→ **TASK STATEMENT**
For the material that follows, list every line containing the word "beneficium".

** START **

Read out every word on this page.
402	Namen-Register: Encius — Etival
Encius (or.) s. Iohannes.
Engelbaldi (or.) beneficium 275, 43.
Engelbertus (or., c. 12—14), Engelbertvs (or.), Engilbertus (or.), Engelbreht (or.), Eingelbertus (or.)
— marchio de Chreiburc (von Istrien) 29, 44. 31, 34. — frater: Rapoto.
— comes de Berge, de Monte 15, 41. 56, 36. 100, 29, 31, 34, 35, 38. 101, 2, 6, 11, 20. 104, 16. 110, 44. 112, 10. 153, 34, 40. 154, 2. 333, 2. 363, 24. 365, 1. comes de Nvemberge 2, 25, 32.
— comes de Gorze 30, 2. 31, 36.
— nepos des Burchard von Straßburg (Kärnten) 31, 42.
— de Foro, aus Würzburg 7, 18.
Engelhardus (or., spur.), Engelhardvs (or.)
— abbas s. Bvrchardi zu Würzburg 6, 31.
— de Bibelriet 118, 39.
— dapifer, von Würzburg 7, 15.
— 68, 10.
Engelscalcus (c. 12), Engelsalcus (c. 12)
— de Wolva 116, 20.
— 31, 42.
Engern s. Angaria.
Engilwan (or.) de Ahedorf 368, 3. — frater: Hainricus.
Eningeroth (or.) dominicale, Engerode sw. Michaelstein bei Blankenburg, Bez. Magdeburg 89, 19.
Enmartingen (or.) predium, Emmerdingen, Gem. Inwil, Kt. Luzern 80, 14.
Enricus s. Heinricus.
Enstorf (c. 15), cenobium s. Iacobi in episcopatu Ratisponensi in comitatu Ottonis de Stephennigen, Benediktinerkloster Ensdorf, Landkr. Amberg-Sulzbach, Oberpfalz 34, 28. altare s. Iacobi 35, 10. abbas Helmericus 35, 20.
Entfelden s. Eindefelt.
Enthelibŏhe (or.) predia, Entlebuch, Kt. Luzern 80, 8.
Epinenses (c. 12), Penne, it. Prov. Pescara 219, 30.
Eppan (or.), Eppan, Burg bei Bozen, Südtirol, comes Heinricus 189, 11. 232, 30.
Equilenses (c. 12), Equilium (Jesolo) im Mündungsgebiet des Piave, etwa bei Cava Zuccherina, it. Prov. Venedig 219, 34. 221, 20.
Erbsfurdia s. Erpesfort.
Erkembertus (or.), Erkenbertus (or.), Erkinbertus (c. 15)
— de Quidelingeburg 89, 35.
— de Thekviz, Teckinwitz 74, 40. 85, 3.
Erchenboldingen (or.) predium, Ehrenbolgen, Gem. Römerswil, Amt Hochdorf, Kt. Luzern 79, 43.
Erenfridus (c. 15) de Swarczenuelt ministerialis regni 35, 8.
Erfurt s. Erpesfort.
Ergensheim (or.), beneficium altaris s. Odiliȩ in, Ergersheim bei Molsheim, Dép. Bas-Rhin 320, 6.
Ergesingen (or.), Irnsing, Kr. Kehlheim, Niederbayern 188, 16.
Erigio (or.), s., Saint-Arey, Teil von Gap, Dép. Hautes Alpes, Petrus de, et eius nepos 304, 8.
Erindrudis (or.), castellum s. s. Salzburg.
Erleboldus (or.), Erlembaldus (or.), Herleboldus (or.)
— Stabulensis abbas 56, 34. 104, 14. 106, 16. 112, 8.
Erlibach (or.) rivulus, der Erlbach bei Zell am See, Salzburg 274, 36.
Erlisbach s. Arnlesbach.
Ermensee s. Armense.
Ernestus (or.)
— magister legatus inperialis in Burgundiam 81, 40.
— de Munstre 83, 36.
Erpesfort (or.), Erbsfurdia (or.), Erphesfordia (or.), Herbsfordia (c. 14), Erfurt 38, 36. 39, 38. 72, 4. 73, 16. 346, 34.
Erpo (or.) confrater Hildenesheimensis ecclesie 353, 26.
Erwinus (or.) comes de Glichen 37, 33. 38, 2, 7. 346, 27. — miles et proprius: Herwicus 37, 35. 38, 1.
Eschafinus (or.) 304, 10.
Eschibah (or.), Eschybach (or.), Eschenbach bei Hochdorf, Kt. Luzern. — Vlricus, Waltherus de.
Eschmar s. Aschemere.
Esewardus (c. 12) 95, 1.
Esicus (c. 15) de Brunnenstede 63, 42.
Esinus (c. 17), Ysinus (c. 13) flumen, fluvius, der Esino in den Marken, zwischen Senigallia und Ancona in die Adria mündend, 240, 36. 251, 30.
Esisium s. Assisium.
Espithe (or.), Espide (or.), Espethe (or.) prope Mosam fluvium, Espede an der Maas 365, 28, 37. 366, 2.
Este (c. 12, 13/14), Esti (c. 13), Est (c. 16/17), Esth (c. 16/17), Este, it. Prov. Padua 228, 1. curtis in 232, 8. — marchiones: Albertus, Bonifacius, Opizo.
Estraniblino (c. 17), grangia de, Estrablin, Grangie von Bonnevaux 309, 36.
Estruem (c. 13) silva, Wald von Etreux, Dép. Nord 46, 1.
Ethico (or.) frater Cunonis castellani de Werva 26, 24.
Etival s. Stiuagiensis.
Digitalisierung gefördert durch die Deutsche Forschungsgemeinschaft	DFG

** END **

→ **RESULT OF THE TASK**
Engelbaldi (or.) beneficium 275, 43.
Ergensheim (or.), beneficium altaris s. Odiliȩ in, Ergersheim bei Molsheim, Dép. Bas-Rhin 320, 6.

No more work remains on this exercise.